▶ _The task_: Identify all lines in the listing that include the word "ylabel", and copy them out.

○ ○ ○

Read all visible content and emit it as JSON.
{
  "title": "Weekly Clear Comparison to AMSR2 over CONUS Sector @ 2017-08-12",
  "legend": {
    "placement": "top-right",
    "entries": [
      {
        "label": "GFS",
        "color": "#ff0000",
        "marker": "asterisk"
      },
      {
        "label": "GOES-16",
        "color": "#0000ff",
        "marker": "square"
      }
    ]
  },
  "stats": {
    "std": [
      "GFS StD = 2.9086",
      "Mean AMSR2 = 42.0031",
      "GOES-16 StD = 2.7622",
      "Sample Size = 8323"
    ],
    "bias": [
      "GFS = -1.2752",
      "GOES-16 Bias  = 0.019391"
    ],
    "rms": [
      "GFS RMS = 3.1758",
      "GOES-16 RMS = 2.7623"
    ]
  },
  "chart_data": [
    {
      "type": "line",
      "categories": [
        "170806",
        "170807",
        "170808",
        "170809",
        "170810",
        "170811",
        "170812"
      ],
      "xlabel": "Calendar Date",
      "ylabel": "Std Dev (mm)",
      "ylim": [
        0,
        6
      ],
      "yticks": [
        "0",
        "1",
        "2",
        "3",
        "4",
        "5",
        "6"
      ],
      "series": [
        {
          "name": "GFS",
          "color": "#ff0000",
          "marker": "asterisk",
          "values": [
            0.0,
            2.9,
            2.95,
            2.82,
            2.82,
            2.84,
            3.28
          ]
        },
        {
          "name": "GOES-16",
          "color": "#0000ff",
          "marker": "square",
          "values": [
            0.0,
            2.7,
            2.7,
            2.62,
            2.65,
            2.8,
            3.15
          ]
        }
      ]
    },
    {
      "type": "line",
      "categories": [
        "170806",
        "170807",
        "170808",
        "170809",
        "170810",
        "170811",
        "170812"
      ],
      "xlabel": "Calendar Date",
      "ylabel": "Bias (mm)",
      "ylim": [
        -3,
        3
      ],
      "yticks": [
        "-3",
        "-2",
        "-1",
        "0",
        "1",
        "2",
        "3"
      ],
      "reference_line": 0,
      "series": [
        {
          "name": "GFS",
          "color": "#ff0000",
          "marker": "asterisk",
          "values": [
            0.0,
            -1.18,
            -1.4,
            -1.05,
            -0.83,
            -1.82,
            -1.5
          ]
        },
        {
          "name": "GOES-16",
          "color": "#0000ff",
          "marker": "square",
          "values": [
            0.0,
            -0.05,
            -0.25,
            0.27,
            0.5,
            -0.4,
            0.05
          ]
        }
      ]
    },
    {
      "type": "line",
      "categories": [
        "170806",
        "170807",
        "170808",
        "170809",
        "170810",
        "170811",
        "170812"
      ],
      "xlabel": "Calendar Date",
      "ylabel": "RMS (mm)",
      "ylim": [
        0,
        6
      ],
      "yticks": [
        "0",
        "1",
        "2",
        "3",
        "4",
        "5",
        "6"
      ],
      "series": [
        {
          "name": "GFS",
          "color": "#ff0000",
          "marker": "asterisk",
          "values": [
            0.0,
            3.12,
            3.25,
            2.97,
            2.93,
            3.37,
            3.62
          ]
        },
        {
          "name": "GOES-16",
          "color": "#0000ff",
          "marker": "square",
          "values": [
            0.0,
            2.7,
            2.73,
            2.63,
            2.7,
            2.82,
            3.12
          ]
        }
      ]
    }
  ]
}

○ ○ ○

▶ _Task response_:
      "ylabel": "Std Dev (mm)",
      "ylabel": "Bias (mm)",
      "ylabel": "RMS (mm)",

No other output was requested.